> [Что требуется]: Продолжите приведённый ниже отрывок из «Записок» о кончине императора Александра Павловича, начиная сразу после его последней фразы.

Из "Записок" Александра Яковлевича Булгакова
1825 г. Все жители Москвы ужасно поражены! Совершилось величайшее несчастье, которое могло постичь Россию: Императора Александра Павловича не стало. Он скончался в Таганроге 19 ноября в 10 часов 45 утра. Вот два дня, что заметно в городе ужасное волнение. Малому числу жителей было известно, что Государь не здоров, а потому столь неожиданное известие о кончине Его Величества поразило всех, как громом.
Я приехал 28 ноября в Москву на сутки посмотреть на сына Павла, коему привили оспу; поехал к свояку своему полицеймейстеру Обрескову; его не было дома; я пошел к свояченице; только что сел в кресла, входит человек: "Пожалуйте, А. Я., один в кабинет к Василию Александровичу".
Это приглашение и меня и прочих весьма удивило. Вхожу я в кабинет, говоря: "Ну что, толстяк?". На Обрескове не было лица: "Да! До шуток теперь! Государь скончался!". Я не знаю, как устоял на ногах.
- Может ли то быть?
- Получено официальное известие.
- Боже мой! - повторял я, беспрестанно складывая руки.

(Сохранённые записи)

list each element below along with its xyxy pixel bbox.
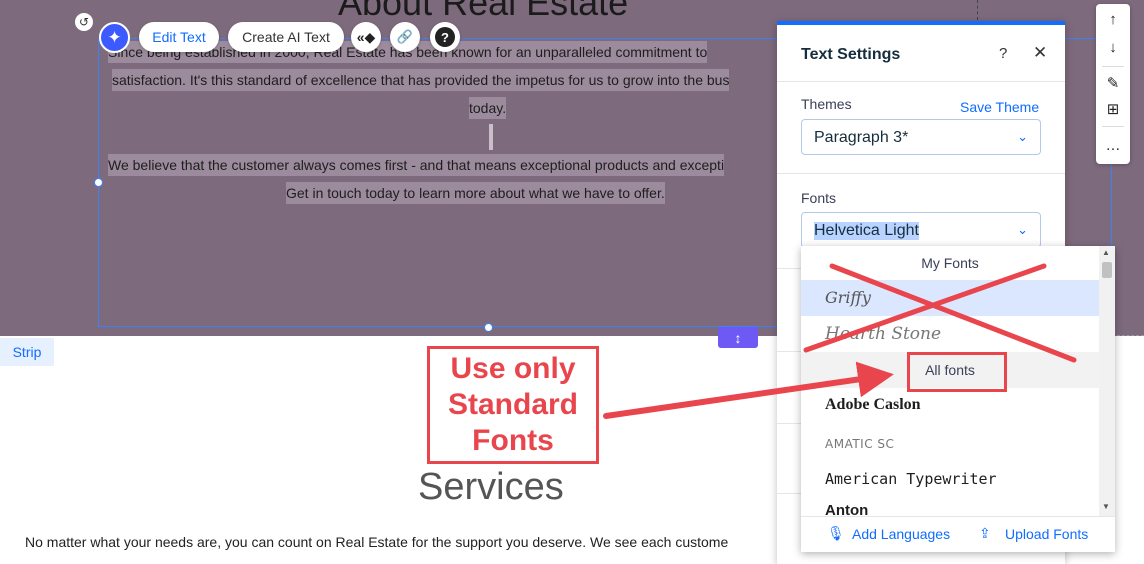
font-select[interactable]: Helvetica Light ⌄ [801, 212, 1041, 248]
panel-help-icon[interactable]: ? [999, 45, 1007, 62]
my-fonts-header: My Fonts [921, 255, 979, 271]
font-option[interactable]: American Typewriter [801, 462, 1099, 498]
help-icon[interactable]: ? [430, 22, 460, 52]
help-glyph: ? [435, 27, 455, 47]
font-option[interactable]: Adobe Caslon [801, 388, 1099, 424]
font-option-label: Adobe Caslon [825, 396, 921, 413]
theme-select[interactable]: Paragraph 3* ⌄ [801, 119, 1041, 155]
add-languages-link[interactable]: Add Languages [852, 526, 950, 542]
font-option[interactable]: AMATIC SC [801, 426, 1099, 462]
ai-assistant-icon[interactable]: ✦ [99, 22, 130, 53]
dropdown-footer: 🎙 Add Languages ⇪ Upload Fonts [801, 516, 1115, 552]
font-option[interactable]: Griffy [801, 280, 1099, 316]
scroll-down-icon[interactable]: ▼ [1102, 502, 1110, 511]
font-select-value: Helvetica Light [814, 222, 919, 240]
move-up-icon[interactable]: ↑ [1096, 6, 1130, 32]
services-paragraph[interactable]: No matter what your needs are, you can c… [25, 534, 728, 550]
resize-handle-left[interactable] [94, 178, 103, 187]
font-option-label: American Typewriter [825, 470, 997, 488]
element-mini-toolbar: ↑ ↓ ✎ ⊞ … [1096, 4, 1130, 164]
create-ai-text-button[interactable]: Create AI Text [228, 22, 344, 52]
stretch-handle-icon[interactable]: ↕ [718, 327, 758, 348]
move-down-icon[interactable]: ↓ [1096, 34, 1130, 60]
more-icon[interactable]: … [1096, 132, 1130, 158]
pen-icon[interactable]: ✎ [1096, 70, 1130, 96]
rotate-icon[interactable]: ↺ [75, 13, 93, 31]
guide-line-horizontal [1112, 335, 1144, 336]
link-icon[interactable]: 🔗 [390, 22, 420, 52]
guide-line-vertical [977, 0, 978, 20]
chevron-down-icon: ⌄ [1017, 129, 1028, 144]
mini-toolbar-divider [1102, 66, 1124, 67]
panel-divider [777, 173, 1065, 174]
font-option-label: Griffy [825, 288, 871, 307]
microphone-icon: 🎙 [827, 525, 845, 541]
theme-select-value: Paragraph 3* [814, 129, 909, 146]
edit-text-button[interactable]: Edit Text [139, 22, 219, 52]
panel-close-icon[interactable]: ✕ [1033, 43, 1047, 63]
panel-title: Text Settings [801, 46, 901, 63]
scrollbar-thumb[interactable] [1102, 262, 1112, 278]
font-option-label: Anton [825, 502, 869, 516]
font-option[interactable]: Anton [801, 498, 1099, 516]
layout-icon[interactable]: ⊞ [1096, 96, 1130, 122]
scroll-up-icon[interactable]: ▲ [1102, 248, 1110, 257]
about-section-title[interactable]: About Real Estate [338, 0, 628, 24]
upload-fonts-link[interactable]: Upload Fonts [1005, 526, 1088, 542]
font-dropdown: My Fonts Griffy Hearth Stone All fonts A… [801, 246, 1115, 552]
upload-icon: ⇪ [979, 525, 991, 541]
annotation-callout: Use only Standard Fonts [427, 346, 599, 464]
annotation-line: Use only [450, 352, 576, 385]
chevron-down-icon: ⌄ [1017, 222, 1028, 237]
strip-tag[interactable]: Strip [0, 338, 54, 366]
annotation-line: Fonts [472, 424, 554, 457]
resize-handle-bottom[interactable] [484, 323, 493, 332]
mini-toolbar-divider [1102, 126, 1124, 127]
annotation-highlight-box [907, 352, 1007, 392]
themes-label: Themes [801, 96, 852, 112]
panel-divider [777, 81, 1065, 82]
dropdown-scrollbar[interactable] [1099, 246, 1115, 516]
font-option-label: Hearth Stone [825, 324, 942, 344]
font-option-label: AMATIC SC [825, 437, 895, 451]
save-theme-link[interactable]: Save Theme [960, 99, 1039, 115]
animation-icon[interactable]: «◆ [351, 22, 381, 52]
fonts-label: Fonts [801, 190, 837, 206]
services-title[interactable]: Services [418, 466, 564, 509]
font-option[interactable]: Hearth Stone [801, 316, 1099, 352]
annotation-line: Standard [447, 388, 579, 421]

> [Результат]:
Главнокомандующему в Москве князю Дмитрию Владимировичу Голицыну, было, кажется, известно это несчастье уже 23-го числа, но он молчал, вероятно, чтобы не расстроить готовившийся у сестры его, Катерины Владимировны Апраксиной, праздник, она именинница 24-го.
Ни он, ни его княгиня (Татьяна Васильевна) на празднике не были, и оба занемогли, никого не принимали. Надобно думать, что и почт-директору Рушковскому (Иван Александрович) известна была печальная весть; я был у него 25-го поутру и нашел его в слезах, но как ни допрашивал, ничего узнать не мог. 25-го в субботу велено вдруг запереть все театры, не дав никакой причины такому запрещению.
Начала носиться молва, что скончалась Императрица Елизавета Алексеевна, поехавшая лечиться в Таганрог. Весь город был в ужасном волнении, ибо с одной стороны закрылись театры, а с другой, не делали никакого объявления.
К несчастью обер-полицеймейстер Шульгин (Александр Сергеевич) лежит в горячке, которая еще усилилась от неожиданной кончины Государя. Ему оную объявили неосторожно, и он упал в обморок.
Все говорили, но никто не знал ничего достоверно. Весть могла быть узнана только от князя Дмитрия Владимировича, князя Н. Б. Юсупова, Рушковского, коим писал начальник глав-штаба барон Дибич, от княгини Катерины Алексеевны Волконской, коей писал Петр Михайлович Волконский, ее племянник, и П. А. Лонгиновой, коей писал муж ее (Николай Михайлович), секретарь Императрицы Елизаветы Алексеевны.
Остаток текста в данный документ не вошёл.